- Problem to solve -
List every line below containing "中所列的指标".

(A run of records)
^^^^^^^^

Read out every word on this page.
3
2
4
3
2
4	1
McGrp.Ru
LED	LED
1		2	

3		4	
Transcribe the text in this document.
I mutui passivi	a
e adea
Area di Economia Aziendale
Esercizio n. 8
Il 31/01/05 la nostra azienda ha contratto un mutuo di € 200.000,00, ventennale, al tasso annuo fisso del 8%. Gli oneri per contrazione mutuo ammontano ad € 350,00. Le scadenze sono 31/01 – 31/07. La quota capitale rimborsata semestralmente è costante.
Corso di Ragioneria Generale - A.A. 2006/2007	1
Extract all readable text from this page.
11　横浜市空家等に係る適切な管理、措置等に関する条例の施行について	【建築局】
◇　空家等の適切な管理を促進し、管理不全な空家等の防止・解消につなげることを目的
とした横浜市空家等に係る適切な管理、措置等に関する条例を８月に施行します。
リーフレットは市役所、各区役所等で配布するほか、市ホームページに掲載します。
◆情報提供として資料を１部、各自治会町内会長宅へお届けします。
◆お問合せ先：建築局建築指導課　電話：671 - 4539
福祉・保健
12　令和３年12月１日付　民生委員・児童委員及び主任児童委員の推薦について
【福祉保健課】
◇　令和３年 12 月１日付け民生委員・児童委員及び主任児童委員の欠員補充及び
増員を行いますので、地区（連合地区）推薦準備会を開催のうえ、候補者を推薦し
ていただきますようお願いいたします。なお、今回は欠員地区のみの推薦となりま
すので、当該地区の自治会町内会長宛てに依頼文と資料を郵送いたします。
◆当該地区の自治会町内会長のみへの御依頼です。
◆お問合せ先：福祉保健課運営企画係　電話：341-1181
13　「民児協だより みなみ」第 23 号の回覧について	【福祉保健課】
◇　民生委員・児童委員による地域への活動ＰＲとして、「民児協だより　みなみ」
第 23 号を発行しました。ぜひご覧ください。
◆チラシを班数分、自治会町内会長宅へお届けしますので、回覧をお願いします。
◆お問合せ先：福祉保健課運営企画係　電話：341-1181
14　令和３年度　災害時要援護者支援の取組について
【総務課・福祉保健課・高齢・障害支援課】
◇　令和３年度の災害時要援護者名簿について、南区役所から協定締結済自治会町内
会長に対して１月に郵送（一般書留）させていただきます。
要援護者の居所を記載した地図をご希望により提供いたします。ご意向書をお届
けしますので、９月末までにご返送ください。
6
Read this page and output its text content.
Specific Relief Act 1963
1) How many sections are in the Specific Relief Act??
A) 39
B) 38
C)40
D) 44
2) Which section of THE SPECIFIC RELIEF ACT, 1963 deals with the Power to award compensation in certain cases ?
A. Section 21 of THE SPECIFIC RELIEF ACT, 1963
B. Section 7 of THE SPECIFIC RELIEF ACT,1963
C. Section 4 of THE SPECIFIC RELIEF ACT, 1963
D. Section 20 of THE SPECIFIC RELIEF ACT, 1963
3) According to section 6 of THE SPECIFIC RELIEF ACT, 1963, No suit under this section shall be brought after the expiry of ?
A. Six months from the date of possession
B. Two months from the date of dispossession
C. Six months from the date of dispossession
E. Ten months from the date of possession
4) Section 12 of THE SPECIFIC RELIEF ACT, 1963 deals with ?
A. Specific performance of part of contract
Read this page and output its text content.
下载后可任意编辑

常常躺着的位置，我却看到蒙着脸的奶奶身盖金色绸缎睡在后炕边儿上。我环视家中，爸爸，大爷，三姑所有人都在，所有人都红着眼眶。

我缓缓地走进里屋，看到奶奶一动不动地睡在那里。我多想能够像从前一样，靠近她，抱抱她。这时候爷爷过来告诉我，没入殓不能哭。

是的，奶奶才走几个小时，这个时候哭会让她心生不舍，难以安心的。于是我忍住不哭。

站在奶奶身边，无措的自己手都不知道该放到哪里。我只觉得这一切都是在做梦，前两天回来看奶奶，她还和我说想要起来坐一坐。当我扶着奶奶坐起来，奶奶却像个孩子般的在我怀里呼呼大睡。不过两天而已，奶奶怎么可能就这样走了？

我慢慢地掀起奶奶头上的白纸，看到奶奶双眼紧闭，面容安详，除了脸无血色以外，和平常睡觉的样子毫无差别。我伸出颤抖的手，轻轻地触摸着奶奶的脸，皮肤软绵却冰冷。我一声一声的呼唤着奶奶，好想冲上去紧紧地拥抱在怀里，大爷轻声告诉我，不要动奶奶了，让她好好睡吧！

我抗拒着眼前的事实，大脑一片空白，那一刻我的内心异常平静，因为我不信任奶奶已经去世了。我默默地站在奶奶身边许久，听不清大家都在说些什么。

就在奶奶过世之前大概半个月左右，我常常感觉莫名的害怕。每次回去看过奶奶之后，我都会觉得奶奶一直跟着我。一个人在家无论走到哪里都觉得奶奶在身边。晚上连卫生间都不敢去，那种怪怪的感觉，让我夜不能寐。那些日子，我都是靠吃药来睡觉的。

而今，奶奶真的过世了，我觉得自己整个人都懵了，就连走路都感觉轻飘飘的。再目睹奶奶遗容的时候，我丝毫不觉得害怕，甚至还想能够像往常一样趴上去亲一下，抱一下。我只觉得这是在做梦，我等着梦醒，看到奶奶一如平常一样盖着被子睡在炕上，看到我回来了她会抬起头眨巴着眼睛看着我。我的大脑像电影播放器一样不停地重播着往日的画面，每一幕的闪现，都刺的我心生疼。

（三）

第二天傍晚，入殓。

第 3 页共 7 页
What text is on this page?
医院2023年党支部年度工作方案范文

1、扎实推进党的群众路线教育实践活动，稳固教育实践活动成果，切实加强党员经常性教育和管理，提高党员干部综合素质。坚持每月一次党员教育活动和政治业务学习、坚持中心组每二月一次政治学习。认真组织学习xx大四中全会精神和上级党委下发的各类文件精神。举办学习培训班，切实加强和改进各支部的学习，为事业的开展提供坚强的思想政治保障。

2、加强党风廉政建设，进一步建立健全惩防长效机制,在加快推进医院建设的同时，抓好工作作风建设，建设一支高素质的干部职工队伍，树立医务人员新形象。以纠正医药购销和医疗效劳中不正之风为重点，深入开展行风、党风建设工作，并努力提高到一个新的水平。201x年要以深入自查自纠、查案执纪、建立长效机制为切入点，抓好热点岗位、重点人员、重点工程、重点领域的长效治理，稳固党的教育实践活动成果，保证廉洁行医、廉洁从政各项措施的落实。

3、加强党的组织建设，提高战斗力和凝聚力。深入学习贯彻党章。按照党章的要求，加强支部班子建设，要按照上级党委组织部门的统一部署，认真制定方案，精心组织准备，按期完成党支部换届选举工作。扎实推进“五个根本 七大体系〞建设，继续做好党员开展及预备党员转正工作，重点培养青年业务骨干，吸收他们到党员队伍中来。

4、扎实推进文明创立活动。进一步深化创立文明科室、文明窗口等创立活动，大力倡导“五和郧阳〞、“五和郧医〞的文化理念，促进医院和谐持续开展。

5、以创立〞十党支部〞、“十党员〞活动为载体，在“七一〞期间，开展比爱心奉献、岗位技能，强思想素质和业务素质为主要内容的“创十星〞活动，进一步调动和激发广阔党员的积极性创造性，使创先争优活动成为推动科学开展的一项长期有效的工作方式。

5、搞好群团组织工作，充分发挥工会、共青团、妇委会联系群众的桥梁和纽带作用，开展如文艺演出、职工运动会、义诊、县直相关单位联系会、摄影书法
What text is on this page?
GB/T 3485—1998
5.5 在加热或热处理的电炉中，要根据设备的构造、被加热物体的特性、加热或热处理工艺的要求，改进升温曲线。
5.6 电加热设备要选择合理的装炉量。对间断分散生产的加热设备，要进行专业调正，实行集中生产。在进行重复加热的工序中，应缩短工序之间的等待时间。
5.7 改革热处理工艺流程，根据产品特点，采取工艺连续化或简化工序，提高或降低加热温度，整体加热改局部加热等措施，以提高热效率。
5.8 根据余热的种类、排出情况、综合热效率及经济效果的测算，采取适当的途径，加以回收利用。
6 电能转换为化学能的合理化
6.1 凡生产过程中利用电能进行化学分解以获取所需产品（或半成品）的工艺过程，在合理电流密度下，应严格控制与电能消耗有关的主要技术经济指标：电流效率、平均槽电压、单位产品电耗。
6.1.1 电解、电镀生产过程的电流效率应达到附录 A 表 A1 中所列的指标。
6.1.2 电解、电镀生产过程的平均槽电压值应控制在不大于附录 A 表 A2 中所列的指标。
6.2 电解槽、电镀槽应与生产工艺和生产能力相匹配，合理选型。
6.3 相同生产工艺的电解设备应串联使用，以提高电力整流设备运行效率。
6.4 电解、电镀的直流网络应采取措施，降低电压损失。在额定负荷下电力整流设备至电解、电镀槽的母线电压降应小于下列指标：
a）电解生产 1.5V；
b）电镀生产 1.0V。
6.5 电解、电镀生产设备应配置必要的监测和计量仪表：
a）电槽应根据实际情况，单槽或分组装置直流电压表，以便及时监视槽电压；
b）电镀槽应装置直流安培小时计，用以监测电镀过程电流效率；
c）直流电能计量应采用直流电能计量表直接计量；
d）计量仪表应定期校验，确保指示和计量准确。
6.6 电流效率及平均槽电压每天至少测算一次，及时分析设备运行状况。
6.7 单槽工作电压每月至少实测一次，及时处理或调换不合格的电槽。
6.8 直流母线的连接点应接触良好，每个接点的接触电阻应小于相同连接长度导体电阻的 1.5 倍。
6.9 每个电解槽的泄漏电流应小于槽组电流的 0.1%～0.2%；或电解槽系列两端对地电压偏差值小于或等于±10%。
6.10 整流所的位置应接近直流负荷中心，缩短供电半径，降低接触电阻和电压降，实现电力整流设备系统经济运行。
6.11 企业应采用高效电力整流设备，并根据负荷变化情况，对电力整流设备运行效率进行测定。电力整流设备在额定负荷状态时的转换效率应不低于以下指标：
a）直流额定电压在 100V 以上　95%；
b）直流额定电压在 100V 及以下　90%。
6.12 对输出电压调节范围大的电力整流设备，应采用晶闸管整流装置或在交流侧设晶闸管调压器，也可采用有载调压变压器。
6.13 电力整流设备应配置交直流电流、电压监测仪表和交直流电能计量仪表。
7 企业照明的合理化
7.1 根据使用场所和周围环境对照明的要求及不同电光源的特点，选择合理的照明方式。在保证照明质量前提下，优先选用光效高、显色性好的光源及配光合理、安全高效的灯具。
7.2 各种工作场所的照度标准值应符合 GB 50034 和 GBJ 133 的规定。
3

^^^^^^^^

- Output of the task -
6.1.1 电解、电镀生产过程的电流效率应达到附录 A 表 A1 中所列的指标。
6.1.2 电解、电镀生产过程的平均槽电压值应控制在不大于附录 A 表 A2 中所列的指标。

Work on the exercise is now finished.